> **WORK REQUIRED**
Rewrite the material below as a numbered list, leaving out any blank lines.
==================================================
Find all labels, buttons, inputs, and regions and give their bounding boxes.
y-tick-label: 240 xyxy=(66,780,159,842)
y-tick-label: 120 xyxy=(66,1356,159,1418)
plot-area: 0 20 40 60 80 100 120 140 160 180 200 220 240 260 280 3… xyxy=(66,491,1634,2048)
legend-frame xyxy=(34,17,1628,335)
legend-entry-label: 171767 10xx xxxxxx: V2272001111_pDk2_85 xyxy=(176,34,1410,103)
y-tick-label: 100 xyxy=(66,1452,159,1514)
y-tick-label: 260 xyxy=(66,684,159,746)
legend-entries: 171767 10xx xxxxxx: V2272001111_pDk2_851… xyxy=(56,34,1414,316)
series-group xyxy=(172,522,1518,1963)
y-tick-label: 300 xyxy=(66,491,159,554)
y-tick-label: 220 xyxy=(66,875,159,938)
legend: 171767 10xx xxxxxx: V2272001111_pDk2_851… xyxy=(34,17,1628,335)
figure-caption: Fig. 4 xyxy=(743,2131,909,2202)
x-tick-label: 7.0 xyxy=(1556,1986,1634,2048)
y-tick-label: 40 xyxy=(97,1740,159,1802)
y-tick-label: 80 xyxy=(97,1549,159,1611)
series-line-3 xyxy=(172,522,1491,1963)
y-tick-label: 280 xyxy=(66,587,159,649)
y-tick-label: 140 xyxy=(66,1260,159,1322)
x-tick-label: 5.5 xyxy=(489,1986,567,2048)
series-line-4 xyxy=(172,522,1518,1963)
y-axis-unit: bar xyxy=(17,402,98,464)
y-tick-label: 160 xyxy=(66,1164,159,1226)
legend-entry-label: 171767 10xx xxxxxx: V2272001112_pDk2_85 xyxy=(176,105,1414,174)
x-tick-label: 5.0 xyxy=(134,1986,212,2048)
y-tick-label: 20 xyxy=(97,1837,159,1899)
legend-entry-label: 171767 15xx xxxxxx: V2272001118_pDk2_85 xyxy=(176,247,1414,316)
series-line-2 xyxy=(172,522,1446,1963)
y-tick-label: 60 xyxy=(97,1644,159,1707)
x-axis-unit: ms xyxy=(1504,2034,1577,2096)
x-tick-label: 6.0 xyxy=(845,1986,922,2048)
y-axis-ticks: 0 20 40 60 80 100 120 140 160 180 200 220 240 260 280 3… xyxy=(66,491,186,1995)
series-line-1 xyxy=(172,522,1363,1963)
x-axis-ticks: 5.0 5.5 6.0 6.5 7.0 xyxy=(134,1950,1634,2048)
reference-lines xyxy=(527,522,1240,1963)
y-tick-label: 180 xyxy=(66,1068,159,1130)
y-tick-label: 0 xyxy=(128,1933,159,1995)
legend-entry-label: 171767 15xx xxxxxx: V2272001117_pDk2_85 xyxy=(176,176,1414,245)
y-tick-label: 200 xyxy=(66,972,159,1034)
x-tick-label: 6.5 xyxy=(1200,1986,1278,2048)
==================================================
> **FULL RESPONSE**
1. Find all labels, buttons, inputs, and regions and give their bounding boxes.
2. y-tick-label: 240 xyxy=(66,780,159,842)
3. y-tick-label: 120 xyxy=(66,1356,159,1418)
4. plot-area: 0 20 40 60 80 100 120 140 160 180 200 220 240 260 280 3… xyxy=(66,491,1634,2048)
5. legend-frame xyxy=(34,17,1628,335)
6. legend-entry-label: 171767 10xx xxxxxx: V2272001111_pDk2_85 xyxy=(176,34,1410,103)
7. y-tick-label: 100 xyxy=(66,1452,159,1514)
8. y-tick-label: 260 xyxy=(66,684,159,746)
9. legend-entries: 171767 10xx xxxxxx: V2272001111_pDk2_851… xyxy=(56,34,1414,316)
10. series-group xyxy=(172,522,1518,1963)
11. y-tick-label: 300 xyxy=(66,491,159,554)
12. y-tick-label: 220 xyxy=(66,875,159,938)
13. legend: 171767 10xx xxxxxx: V2272001111_pDk2_851… xyxy=(34,17,1628,335)
14. figure-caption: Fig. 4 xyxy=(743,2131,909,2202)
15. x-tick-label: 7.0 xyxy=(1556,1986,1634,2048)
16. y-tick-label: 40 xyxy=(97,1740,159,1802)
17. y-tick-label: 80 xyxy=(97,1549,159,1611)
18. series-line-3 xyxy=(172,522,1491,1963)
19. y-tick-label: 280 xyxy=(66,587,159,649)
20. y-tick-label: 140 xyxy=(66,1260,159,1322)
21. x-tick-label: 5.5 xyxy=(489,1986,567,2048)
22. series-line-4 xyxy=(172,522,1518,1963)
23. y-axis-unit: bar xyxy=(17,402,98,464)
24. y-tick-label: 160 xyxy=(66,1164,159,1226)
25. legend-entry-label: 171767 10xx xxxxxx: V2272001112_pDk2_85 xyxy=(176,105,1414,174)
26. x-tick-label: 5.0 xyxy=(134,1986,212,2048)
27. y-tick-label: 20 xyxy=(97,1837,159,1899)
28. legend-entry-label: 171767 15xx xxxxxx: V2272001118_pDk2_85 xyxy=(176,247,1414,316)
29. series-line-2 xyxy=(172,522,1446,1963)
30. y-tick-label: 60 xyxy=(97,1644,159,1707)
31. x-axis-unit: ms xyxy=(1504,2034,1577,2096)
32. x-tick-label: 6.0 xyxy=(845,1986,922,2048)
33. y-axis-ticks: 0 20 40 60 80 100 120 140 160 180 200 220 240 260 280 3… xyxy=(66,491,186,1995)
34. series-line-1 xyxy=(172,522,1363,1963)
35. x-axis-ticks: 5.0 5.5 6.0 6.5 7.0 xyxy=(134,1950,1634,2048)
36. reference-lines xyxy=(527,522,1240,1963)
37. y-tick-label: 180 xyxy=(66,1068,159,1130)
38. y-tick-label: 0 xyxy=(128,1933,159,1995)
39. legend-entry-label: 171767 15xx xxxxxx: V2272001117_pDk2_85 xyxy=(176,176,1414,245)
40. y-tick-label: 200 xyxy=(66,972,159,1034)
41. x-tick-label: 6.5 xyxy=(1200,1986,1278,2048)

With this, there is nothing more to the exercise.